━━ TEXT PROVIDED
SC Enschede
- Full name: Sportclub Enschede
- Nickname(s): Sportclub
- Founded: 1 June 1910; 114 years ago
- Ground: Sportcampus Diekman Enschede
- Capacity: 5,000
- Chairman: Albert Walda
- Manager: René Belt
- League: Vierde Klasse
| Home colours | Away colours |

= Sportclub Enschede =

Dutch football club

Sportclub Enschede is a football club from Enschede, Netherlands. SC Enschede was established in 1910. The club won the national championship in 1926. In 1965 SC Enschede merged with their rivals Enschedese Boys to form FC Twente (both clubs continued as non-league clubs). Currently Sportclub plays in the Vierde Klasse (9th tier in Dutch football).
━━━━
━━ GIVEN DATA
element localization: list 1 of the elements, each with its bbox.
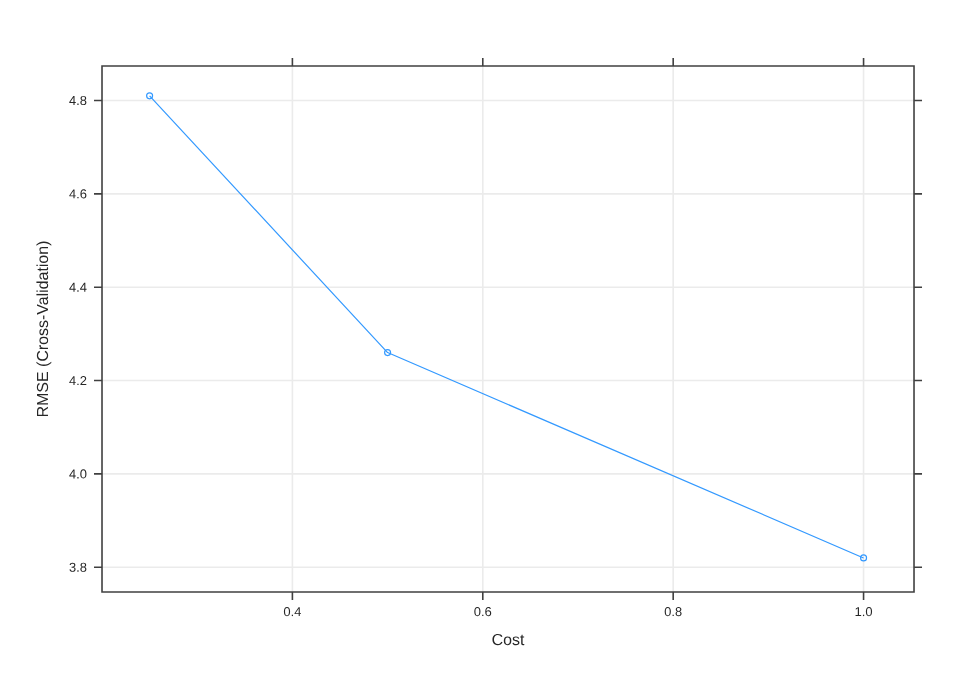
point [384, 348, 392, 357]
━━━━
REQUEST A
Return the passage of the SC Enschede text from "Dutch football club" to "in Dutch football).", copied word for word.
REQUEST B
For each statement below, say whether it agrees with the SC Enschede text, answering yes or no and quoting the words of the text that decide it: (i) The club won the national championship in 1926. (ii) After the 1965 merger that formed FC Twente, SC Enschede stopped playing. (iii) The club's ground holds 10,000 spectators.

RIGHT ANSWER A
Dutch football club

Sportclub Enschede is a football club from Enschede, Netherlands. SC Enschede was established in 1910. The club won the national championship in 1926. In 1965 SC Enschede merged with their rivals Enschedese Boys to form FC Twente (both clubs continued as non-league clubs). Currently Sportclub plays in the Vierde Klasse (9th tier in Dutch football).

RIGHT ANSWER B
(i) Yes: "The club won the national championship in 1926."
(ii) No: "(both clubs continued as non-league clubs)"
(iii) No: "Capacity: 5,000"